--- START OF Dataset records ---

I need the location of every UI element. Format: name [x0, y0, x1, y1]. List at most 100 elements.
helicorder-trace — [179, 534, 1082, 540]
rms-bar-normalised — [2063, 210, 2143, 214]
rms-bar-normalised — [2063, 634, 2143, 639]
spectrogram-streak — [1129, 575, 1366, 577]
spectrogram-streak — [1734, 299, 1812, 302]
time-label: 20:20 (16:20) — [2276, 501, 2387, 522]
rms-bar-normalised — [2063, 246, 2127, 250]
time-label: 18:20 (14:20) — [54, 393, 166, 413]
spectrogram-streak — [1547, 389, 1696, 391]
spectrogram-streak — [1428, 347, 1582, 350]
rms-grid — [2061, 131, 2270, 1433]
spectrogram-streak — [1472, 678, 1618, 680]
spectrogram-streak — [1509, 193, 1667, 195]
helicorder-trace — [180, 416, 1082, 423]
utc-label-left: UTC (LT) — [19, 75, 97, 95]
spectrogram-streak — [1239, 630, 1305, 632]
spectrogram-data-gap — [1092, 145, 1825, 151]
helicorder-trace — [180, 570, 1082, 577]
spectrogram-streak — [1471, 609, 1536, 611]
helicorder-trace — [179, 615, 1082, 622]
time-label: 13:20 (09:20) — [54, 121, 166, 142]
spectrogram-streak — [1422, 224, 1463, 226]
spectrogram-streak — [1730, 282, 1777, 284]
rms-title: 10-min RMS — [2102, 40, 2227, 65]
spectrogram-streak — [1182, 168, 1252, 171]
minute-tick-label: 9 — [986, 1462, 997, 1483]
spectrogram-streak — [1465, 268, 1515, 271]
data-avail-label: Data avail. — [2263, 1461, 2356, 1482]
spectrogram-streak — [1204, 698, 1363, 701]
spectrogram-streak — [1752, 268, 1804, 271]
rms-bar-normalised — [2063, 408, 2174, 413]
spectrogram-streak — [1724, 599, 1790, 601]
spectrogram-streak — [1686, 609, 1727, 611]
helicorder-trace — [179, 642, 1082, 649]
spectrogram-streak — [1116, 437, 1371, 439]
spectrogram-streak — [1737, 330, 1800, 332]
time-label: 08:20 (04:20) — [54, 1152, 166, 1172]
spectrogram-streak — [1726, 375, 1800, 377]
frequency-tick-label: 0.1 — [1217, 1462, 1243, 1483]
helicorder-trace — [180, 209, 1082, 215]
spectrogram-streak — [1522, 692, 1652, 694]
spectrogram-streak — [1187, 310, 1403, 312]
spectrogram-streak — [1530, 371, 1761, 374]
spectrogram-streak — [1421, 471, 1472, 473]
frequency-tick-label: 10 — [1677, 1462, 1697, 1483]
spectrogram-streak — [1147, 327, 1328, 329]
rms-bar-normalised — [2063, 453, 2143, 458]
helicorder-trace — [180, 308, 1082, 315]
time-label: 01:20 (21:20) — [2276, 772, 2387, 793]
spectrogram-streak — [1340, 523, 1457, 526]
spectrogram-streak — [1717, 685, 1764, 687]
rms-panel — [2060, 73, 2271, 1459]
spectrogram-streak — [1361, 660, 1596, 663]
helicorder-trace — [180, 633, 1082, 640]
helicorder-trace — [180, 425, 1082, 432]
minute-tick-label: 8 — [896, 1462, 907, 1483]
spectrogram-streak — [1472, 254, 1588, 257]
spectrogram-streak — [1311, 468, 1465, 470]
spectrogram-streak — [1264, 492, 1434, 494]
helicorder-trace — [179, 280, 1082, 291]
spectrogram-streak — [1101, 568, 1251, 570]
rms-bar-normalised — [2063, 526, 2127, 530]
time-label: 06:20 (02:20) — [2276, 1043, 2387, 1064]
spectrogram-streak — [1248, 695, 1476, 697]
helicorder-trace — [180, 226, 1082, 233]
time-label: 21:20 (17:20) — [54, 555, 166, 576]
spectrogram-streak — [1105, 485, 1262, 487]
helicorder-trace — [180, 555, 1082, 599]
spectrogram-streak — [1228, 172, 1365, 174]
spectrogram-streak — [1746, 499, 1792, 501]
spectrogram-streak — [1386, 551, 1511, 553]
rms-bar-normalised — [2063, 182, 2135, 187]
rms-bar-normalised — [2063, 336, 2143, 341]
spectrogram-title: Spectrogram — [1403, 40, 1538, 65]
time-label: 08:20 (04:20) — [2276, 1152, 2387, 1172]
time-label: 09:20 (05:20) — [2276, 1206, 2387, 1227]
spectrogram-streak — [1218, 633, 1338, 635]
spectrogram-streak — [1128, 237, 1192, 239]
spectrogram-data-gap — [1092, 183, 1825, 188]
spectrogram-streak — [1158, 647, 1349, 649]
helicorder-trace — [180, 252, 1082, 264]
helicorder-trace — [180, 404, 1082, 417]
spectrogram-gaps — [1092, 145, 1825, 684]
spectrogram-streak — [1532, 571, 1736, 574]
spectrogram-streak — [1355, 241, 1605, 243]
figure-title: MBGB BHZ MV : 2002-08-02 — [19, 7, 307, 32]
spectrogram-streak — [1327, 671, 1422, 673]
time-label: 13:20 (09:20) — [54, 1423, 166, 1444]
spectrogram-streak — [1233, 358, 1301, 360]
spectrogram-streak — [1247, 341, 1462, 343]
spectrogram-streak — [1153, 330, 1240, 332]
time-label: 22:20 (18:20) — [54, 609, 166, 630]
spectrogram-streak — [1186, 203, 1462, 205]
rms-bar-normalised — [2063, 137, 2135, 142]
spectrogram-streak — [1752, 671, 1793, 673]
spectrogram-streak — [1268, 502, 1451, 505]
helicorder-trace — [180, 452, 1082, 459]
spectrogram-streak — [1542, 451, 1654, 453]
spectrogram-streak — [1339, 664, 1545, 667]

--- END OF Dataset records ---

Exercise brief:
Render the listing from its first line through the line containing "rms-bar-normalised — [2063, 408, 2174, 413]", inclusive, as a Markdown table with two columns, Row and Listing line, and leave out any blank lines.

Right answer:
| Row | Listing line |
|---|---|
| 1 | I need the location of every UI element. Format: name [x0, y0, x1, y1]. List at most 100 elements. |
| 2 | helicorder-trace — [179, 534, 1082, 540] |
| 3 | rms-bar-normalised — [2063, 210, 2143, 214] |
| 4 | rms-bar-normalised — [2063, 634, 2143, 639] |
| 5 | spectrogram-streak — [1129, 575, 1366, 577] |
| 6 | spectrogram-streak — [1734, 299, 1812, 302] |
| 7 | time-label: 20:20 (16:20) — [2276, 501, 2387, 522] |
| 8 | rms-bar-normalised — [2063, 246, 2127, 250] |
| 9 | time-label: 18:20 (14:20) — [54, 393, 166, 413] |
| 10 | spectrogram-streak — [1547, 389, 1696, 391] |
| 11 | spectrogram-streak — [1428, 347, 1582, 350] |
| 12 | rms-grid — [2061, 131, 2270, 1433] |
| 13 | spectrogram-streak — [1472, 678, 1618, 680] |
| 14 | spectrogram-streak — [1509, 193, 1667, 195] |
| 15 | helicorder-trace — [180, 416, 1082, 423] |
| 16 | utc-label-left: UTC (LT) — [19, 75, 97, 95] |
| 17 | spectrogram-streak — [1239, 630, 1305, 632] |
| 18 | spectrogram-data-gap — [1092, 145, 1825, 151] |
| 19 | helicorder-trace — [180, 570, 1082, 577] |
| 20 | spectrogram-streak — [1471, 609, 1536, 611] |
| 21 | helicorder-trace — [179, 615, 1082, 622] |
| 22 | time-label: 13:20 (09:20) — [54, 121, 166, 142] |
| 23 | spectrogram-streak — [1422, 224, 1463, 226] |
| 24 | spectrogram-streak — [1730, 282, 1777, 284] |
| 25 | rms-title: 10-min RMS — [2102, 40, 2227, 65] |
| 26 | spectrogram-streak — [1182, 168, 1252, 171] |
| 27 | minute-tick-label: 9 — [986, 1462, 997, 1483] |
| 28 | spectrogram-streak — [1465, 268, 1515, 271] |
| 29 | data-avail-label: Data avail. — [2263, 1461, 2356, 1482] |
| 30 | spectrogram-streak — [1204, 698, 1363, 701] |
| 31 | spectrogram-streak — [1752, 268, 1804, 271] |
| 32 | rms-bar-normalised — [2063, 408, 2174, 413] |